TÂCHE DEMANDÉE A
Recopiez sans rien modifier le passage sur l'aide aux personnes déplacées en Arménie, en commençant à « On ne peut pas » et en terminant à « ou le gouvernorat. ».
TÂCHE DEMANDÉE B
Prolongez le passage sur l'aide aux personnes déplacées en Arménie en reprenant juste après sa dernière phrase.

SECTION DU DOCUMENT
On ne peut pas parler de secours humanitaire à proprement parler, parce qu’il n’y a pas d’organisation internationale sur place. Les églises apostoliques et catholiques font un gros travail, ainsi que la Caritas Arménie. Ce sont surtout les gouverneurs des régions qui prennent en charge les personnes déplacés, en les enregistrant, en leur attribuant des lieux où ils peuvent aller et en gérant toute la distribution de nourriture et des produits de première nécessité. Finalement, tout le monde est pris en charge. Les gens ne sont pas isolés : soit ils dépendent d’une communauté religieuse qui les nourrit, les loge et leur donne de quoi acheter ce dont ils ont besoin pour vivre, soit ils sont pris en charge par la mairie ou le gouvernorat.

INFORMATIONS FOURNIES
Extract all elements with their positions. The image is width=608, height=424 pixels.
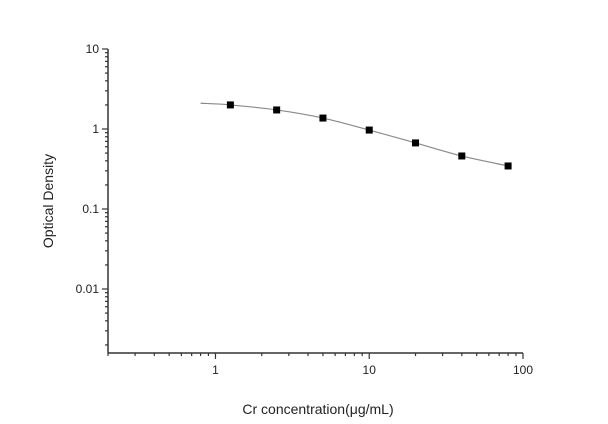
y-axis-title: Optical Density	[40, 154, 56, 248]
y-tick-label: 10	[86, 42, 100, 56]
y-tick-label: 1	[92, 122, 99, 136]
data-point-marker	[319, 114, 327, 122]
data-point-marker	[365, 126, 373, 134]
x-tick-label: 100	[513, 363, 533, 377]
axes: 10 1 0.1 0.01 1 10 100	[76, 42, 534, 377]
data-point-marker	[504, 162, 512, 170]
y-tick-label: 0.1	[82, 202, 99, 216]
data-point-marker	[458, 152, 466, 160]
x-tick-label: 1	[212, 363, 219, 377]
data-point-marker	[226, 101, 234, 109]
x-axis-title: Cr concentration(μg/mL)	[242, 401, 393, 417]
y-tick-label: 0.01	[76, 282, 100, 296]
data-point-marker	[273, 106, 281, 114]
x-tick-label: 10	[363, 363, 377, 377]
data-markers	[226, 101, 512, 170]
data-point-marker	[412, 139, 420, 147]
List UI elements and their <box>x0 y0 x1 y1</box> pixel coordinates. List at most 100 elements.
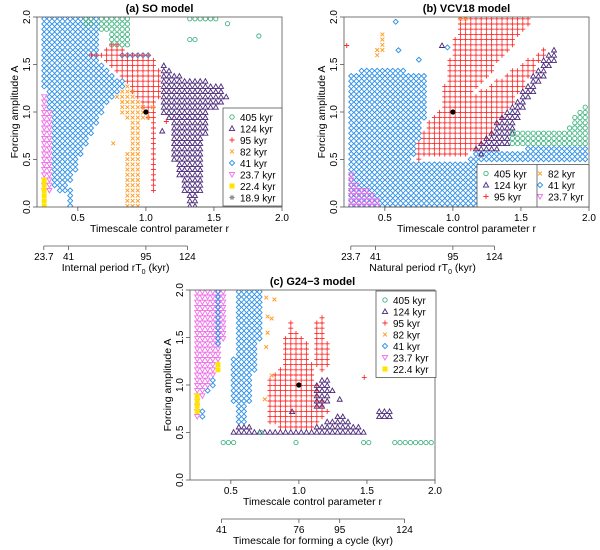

RÉPONSE À LA TÂCHE A
On ne peut pas parler de secours humanitaire à proprement parler, parce qu’il n’y a pas d’organisation internationale sur place. Les églises apostoliques et catholiques font un gros travail, ainsi que la Caritas Arménie. Ce sont surtout les gouverneurs des régions qui prennent en charge les personnes déplacés, en les enregistrant, en leur attribuant des lieux où ils peuvent aller et en gérant toute la distribution de nourriture et des produits de première nécessité. Finalement, tout le monde est pris en charge. Les gens ne sont pas isolés : soit ils dépendent d’une communauté religieuse qui les nourrit, les loge et leur donne de quoi acheter ce dont ils ont besoin pour vivre, soit ils sont pris en charge par la mairie ou le gouvernorat.

RÉPONSE À LA TÂCHE B
Quelle est l’ampleur des dégâts humains et matériels de ces six semaines de conflit ?
Sur le plan humain, les chiffres sont assez imprécis. On parle de 1.300 décès chez les Arméniens, sachant que ceux qui sont morts du côté azéri ne sont pas comptabilisés, puisqu’on ne peut pas récupérer les corps.  Donc c’est à priori sous-évalué. Il y a aussi beaucoup de disparus. Du côté Azéri, on suppose que les pertes humaines sont à peu près équivalentes.